_EXERCISE PROMPT_: Copy all lines that contain the word "проблемы".
>> START RECORDS FOR THIS EXERCISE
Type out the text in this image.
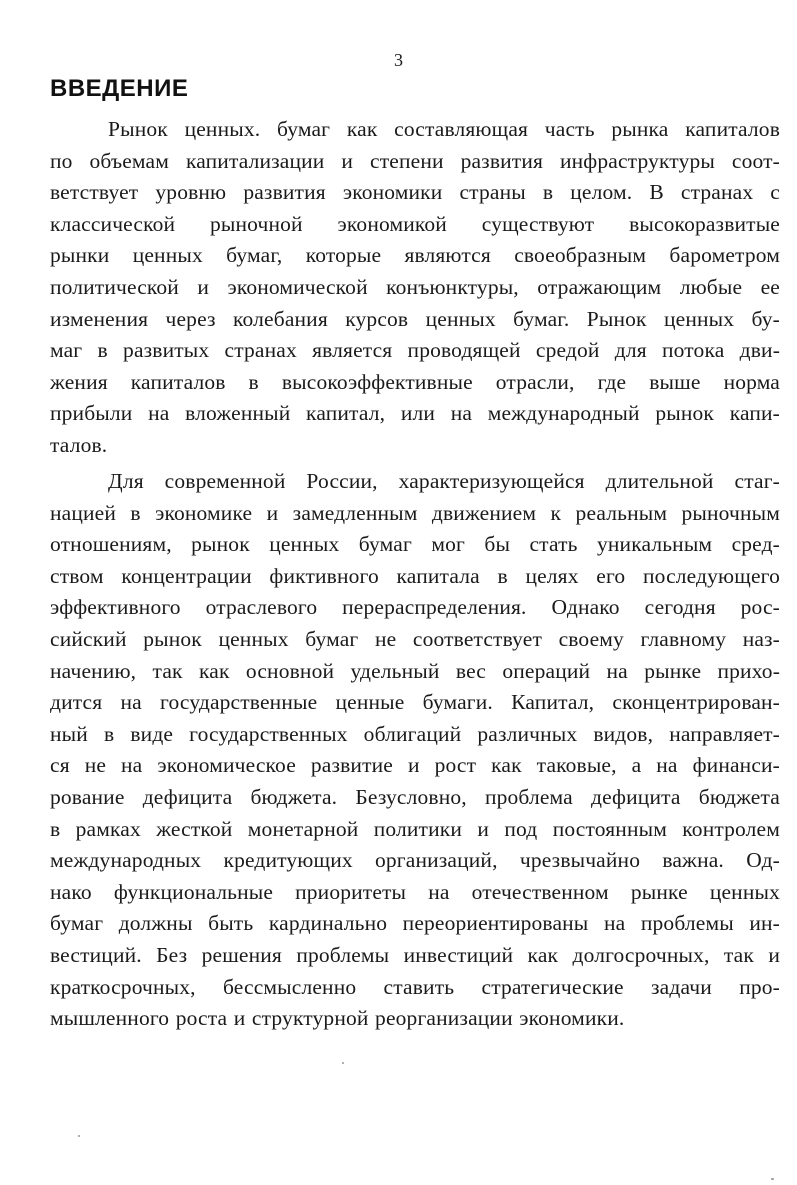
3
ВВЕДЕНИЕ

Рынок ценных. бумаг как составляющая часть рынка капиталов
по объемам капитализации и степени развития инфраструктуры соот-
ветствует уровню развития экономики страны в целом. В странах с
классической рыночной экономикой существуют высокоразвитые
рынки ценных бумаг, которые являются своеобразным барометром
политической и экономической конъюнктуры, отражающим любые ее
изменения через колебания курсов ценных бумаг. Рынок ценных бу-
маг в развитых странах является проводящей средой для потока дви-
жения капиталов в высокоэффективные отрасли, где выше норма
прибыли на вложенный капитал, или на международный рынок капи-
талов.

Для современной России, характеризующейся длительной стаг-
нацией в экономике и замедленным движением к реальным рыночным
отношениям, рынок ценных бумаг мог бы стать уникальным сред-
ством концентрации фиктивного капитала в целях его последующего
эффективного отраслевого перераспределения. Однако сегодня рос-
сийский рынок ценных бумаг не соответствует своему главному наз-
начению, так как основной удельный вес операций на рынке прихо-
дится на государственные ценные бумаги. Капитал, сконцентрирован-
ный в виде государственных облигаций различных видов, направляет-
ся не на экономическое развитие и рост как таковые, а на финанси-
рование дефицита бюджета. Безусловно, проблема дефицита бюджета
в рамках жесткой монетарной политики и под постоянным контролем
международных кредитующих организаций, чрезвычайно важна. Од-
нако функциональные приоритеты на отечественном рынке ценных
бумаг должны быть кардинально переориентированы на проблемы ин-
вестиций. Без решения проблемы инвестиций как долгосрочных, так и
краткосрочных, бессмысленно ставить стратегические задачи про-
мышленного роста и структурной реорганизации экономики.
>> END RECORDS FOR THIS EXERCISE
>> START RECORDS FOR THIS EXERCISE
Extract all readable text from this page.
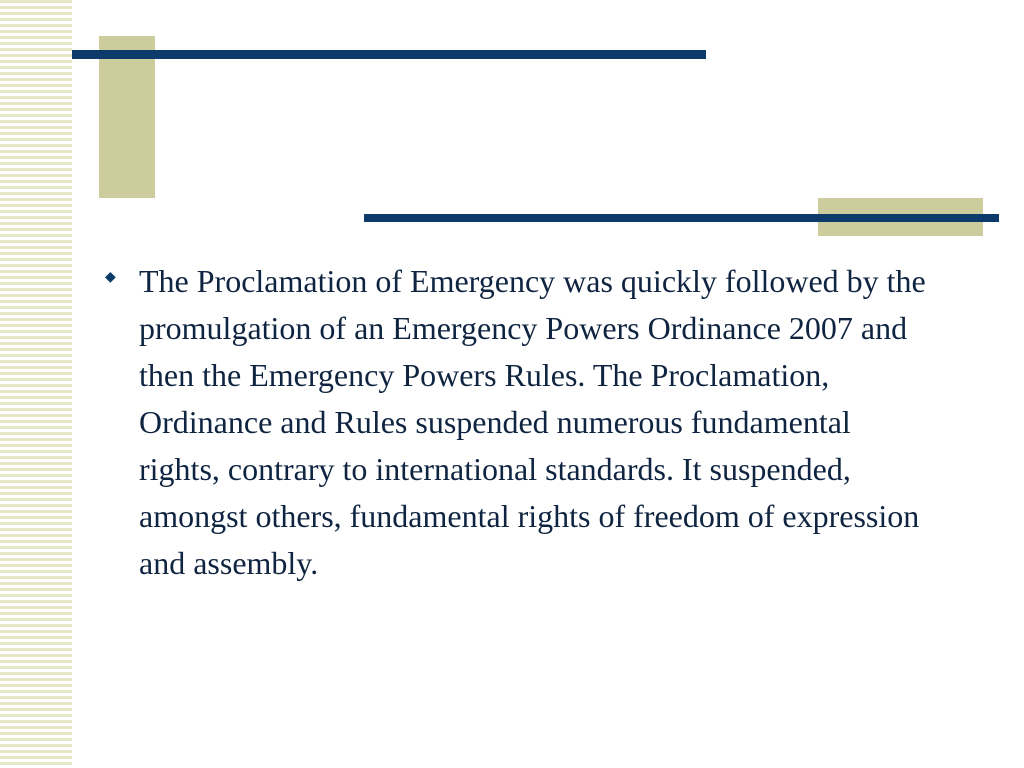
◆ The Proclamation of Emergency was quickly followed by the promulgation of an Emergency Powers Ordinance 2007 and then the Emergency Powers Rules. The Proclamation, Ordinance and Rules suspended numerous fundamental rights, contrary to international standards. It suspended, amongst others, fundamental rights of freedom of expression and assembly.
>> END RECORDS FOR THIS EXERCISE
>> START RECORDS FOR THIS EXERCISE
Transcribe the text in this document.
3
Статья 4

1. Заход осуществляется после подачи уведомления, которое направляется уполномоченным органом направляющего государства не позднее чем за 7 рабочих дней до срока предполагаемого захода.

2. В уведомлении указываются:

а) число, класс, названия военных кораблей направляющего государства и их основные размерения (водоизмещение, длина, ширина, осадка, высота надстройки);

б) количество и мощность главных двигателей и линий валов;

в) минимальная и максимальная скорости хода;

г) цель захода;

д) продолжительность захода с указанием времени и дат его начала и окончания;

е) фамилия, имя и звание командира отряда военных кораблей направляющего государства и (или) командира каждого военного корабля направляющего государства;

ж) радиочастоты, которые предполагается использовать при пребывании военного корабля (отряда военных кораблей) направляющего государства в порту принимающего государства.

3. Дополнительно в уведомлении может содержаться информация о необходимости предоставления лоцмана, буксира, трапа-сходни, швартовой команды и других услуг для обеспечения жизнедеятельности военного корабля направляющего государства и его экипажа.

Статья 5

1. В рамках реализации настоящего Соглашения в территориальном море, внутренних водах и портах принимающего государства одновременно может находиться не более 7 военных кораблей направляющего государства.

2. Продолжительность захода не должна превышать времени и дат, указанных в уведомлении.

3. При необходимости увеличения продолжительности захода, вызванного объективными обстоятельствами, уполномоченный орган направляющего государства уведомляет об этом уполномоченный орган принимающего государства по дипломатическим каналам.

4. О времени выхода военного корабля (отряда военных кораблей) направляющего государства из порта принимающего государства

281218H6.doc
>> END RECORDS FOR THIS EXERCISE
_TASK OUTPUT_:
бумаг должны быть кардинально переориентированы на проблемы ин-
вестиций. Без решения проблемы инвестиций как долгосрочных, так и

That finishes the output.